代理人产能大幅提升,队伍人数止跌企稳。2023年和1H24,上市公司代理人产能连续实现大幅提升,有力推动了行业NBV的强劲增长。我们估计,可比口径下,2023年和1H24上市公司代理人合计人均NBV分别同比增长67%/29%,其中1H24人保、太平、新华实现超越翻番的增长。已经有越来越多的保险公司把管理重心转移到代理人效率和产能上,以及核心代理人的规模上,对代理人总数量的重视程度在降低。当前代理人数量已经出现止跌企稳迹象,中国人寿代理人数量今年开始回升,Q1/Q2/Q3末分别为62.2/62.9/64.1万人,中国平安代理人数量也从Q2开始回升。我们认为,未来会有更多公司实现代理人数量企稳回升,并逐步保持在合意水平。
代理人改革有望推动产能持续增长。代理人渠道依然是上市寿险公司最重要的价值创造渠道,1H24NBV占比合计约为80%,代理人渠道的转型升级将有望持续推动代理人效率提升以及寿险公司的NBV增长。
定价利率下调推升产品利润率
寿险产品定价利率于2023年7月开启了下行周期,传统/分红/万能险的定价利率分别下调50-100bps至3.0%/2.5%/2.0%,这是2013年定价利率上调后的首次系统性下调。2024年9月,监管部门再次下调定价利率,将三类产品的定价利率进一步降至2.5%/2.0%/1.5%,并宣布改革定价利率形成机制。未来会将寿险定价利率与市场利率挂钩,形成联动机制。
在一年左右的时间里,寿险定价利率下调了100bps,调整幅度超过了同期的市场利率和政策利率变动幅度,反映了保险行业对降低负债成本的迫切诉求。与此同时,监管部门在银行代理和专业中介渠道开始了“报行合一”要求,即实际销售费用不得超过产品定价中蕴含的费用水平,不允许保险公司对销售费用进行额外补贴,也就是所谓的“费差损”,以遏制市场上愈演愈烈的费用竞争。

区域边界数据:
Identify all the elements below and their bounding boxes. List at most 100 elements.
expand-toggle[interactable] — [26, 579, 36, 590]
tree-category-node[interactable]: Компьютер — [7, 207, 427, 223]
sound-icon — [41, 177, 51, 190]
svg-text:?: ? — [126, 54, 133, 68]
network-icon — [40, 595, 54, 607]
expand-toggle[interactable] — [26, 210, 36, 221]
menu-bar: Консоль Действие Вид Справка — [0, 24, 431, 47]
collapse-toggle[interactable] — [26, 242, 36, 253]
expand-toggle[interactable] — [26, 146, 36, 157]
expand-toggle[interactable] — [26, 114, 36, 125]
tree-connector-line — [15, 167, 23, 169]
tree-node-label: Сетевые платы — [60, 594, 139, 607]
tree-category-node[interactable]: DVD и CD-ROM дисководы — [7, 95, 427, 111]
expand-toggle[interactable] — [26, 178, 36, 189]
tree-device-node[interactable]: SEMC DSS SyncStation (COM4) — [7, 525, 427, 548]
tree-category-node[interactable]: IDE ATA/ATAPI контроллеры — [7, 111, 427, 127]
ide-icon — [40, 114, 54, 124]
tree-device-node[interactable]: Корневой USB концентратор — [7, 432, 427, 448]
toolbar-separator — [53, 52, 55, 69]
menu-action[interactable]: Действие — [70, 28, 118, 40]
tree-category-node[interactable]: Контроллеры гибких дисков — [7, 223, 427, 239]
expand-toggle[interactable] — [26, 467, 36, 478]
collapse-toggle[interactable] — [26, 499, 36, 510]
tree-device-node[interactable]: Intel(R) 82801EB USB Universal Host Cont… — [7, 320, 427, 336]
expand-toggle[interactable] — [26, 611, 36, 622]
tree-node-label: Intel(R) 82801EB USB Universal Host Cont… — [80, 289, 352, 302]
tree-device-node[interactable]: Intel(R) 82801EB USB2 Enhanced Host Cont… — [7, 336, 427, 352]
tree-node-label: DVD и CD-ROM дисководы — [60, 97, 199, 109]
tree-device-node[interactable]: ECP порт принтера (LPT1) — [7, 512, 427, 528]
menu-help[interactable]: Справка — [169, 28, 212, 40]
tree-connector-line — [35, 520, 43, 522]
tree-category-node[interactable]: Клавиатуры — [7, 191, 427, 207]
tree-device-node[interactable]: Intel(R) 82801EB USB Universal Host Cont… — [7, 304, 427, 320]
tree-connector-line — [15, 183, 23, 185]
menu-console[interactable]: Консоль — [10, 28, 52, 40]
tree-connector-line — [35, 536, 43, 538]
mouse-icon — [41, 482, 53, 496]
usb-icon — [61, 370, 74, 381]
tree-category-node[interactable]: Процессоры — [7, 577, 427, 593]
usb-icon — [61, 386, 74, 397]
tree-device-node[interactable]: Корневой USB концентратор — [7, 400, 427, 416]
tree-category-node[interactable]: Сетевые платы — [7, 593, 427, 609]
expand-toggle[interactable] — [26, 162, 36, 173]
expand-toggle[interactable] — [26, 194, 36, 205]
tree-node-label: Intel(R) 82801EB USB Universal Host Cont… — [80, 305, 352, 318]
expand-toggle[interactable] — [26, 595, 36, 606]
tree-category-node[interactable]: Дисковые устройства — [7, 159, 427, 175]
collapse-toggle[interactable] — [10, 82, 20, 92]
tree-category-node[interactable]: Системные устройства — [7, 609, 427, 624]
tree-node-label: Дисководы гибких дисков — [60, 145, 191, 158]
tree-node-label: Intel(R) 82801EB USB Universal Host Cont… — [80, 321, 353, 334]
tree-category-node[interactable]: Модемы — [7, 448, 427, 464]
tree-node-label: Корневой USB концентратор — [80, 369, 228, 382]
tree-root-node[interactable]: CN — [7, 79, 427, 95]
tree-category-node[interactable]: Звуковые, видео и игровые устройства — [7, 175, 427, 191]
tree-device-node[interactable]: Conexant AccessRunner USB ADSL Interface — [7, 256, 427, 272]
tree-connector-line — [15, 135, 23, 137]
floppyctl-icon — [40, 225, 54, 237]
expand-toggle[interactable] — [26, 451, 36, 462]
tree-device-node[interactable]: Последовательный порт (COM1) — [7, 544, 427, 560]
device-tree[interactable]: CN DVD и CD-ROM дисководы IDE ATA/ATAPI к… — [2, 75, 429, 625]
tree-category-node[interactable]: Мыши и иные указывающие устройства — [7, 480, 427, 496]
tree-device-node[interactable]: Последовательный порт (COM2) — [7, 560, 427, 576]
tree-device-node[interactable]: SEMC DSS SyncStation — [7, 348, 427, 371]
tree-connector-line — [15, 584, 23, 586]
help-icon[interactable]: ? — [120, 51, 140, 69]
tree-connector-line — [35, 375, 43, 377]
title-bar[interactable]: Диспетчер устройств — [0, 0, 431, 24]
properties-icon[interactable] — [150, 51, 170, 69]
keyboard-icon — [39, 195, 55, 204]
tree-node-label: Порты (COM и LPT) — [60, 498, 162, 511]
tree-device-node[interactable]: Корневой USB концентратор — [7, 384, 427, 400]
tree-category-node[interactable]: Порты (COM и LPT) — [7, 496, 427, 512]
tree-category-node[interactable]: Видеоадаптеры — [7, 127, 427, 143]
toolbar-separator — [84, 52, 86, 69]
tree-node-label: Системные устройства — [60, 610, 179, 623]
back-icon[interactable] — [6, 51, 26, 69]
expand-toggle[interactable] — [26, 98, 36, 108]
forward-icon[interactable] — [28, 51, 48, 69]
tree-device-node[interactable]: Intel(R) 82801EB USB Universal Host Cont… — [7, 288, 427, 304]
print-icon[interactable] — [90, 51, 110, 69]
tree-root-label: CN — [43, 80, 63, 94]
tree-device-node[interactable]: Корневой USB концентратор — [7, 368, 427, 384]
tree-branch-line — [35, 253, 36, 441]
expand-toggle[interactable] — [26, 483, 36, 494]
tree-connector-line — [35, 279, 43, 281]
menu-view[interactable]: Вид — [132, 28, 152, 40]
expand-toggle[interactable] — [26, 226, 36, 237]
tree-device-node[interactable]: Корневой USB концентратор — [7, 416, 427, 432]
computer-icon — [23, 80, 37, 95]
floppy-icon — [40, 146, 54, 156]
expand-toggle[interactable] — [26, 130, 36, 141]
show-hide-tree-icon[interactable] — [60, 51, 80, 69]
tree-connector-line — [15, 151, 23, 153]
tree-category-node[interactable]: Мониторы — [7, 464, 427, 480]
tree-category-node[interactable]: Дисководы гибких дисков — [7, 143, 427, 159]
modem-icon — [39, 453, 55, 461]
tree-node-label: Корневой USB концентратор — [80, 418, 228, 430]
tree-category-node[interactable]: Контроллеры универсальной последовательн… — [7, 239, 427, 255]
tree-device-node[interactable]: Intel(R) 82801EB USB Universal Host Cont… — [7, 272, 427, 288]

练习要求: 根据节选,2024年9月监管部门再次下调后,传统险、分红险和万能险的定价利率分别是多少?

书面回答: 分别降至2.5%、2.0%和1.5%。